Dataset rows:
==*==
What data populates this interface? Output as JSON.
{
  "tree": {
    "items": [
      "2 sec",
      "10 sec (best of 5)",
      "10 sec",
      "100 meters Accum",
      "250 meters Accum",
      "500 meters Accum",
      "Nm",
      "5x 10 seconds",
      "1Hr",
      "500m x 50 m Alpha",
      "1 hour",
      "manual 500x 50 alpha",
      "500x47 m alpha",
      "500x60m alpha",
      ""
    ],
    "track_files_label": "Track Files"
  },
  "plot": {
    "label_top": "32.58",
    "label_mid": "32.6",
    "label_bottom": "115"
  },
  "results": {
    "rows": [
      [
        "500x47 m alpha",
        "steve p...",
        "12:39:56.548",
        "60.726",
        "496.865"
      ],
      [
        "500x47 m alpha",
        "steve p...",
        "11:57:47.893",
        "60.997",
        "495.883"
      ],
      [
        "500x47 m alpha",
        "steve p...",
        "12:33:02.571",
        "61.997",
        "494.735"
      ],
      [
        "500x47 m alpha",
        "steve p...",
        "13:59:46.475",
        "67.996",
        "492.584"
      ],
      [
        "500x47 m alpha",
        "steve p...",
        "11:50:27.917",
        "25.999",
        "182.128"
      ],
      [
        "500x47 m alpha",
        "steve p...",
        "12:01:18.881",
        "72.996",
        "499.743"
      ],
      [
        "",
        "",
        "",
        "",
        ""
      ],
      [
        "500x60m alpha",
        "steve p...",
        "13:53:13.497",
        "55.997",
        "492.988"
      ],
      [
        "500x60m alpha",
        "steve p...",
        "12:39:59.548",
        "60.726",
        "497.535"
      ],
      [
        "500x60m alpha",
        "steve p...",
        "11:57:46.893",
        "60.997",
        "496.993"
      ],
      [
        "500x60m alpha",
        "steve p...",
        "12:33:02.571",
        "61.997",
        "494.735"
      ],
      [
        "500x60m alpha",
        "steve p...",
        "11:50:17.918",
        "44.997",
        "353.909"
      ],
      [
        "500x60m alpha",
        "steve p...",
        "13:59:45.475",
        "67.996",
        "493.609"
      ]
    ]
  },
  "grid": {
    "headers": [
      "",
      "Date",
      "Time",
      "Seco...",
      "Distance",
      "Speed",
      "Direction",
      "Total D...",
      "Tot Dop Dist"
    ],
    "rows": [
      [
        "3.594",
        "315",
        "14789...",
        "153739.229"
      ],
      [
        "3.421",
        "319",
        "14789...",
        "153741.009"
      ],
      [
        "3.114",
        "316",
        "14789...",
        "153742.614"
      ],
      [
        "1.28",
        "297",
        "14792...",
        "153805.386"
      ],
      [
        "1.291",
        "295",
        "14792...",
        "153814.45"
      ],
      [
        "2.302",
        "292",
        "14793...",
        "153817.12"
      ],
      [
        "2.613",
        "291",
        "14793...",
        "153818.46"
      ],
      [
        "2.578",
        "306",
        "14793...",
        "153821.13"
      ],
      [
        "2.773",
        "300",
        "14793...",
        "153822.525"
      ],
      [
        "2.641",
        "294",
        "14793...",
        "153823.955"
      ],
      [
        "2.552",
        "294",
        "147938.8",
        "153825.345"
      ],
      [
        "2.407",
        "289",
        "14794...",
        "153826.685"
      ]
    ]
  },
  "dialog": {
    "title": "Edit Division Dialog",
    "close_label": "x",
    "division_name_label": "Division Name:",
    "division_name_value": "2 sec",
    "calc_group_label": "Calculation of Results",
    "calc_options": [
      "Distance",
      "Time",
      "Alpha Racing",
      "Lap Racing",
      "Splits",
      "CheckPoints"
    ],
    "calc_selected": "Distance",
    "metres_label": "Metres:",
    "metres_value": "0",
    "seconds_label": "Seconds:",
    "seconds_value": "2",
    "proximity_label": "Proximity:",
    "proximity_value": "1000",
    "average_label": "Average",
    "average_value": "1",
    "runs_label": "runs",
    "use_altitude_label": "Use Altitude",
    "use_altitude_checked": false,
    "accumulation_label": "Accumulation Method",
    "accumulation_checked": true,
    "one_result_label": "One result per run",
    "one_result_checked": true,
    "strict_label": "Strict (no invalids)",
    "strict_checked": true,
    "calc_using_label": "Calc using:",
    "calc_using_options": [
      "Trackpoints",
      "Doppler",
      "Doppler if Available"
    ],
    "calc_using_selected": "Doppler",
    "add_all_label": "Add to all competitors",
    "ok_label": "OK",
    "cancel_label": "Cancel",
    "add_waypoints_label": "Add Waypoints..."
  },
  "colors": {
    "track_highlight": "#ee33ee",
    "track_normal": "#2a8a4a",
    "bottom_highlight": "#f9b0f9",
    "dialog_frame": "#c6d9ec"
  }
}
==*==
### TO DO
Copy every line of the listing that contains the word "true".

### RESULT OF THIS TASK
    "accumulation_checked": true,
    "one_result_checked": true,
    "strict_checked": true,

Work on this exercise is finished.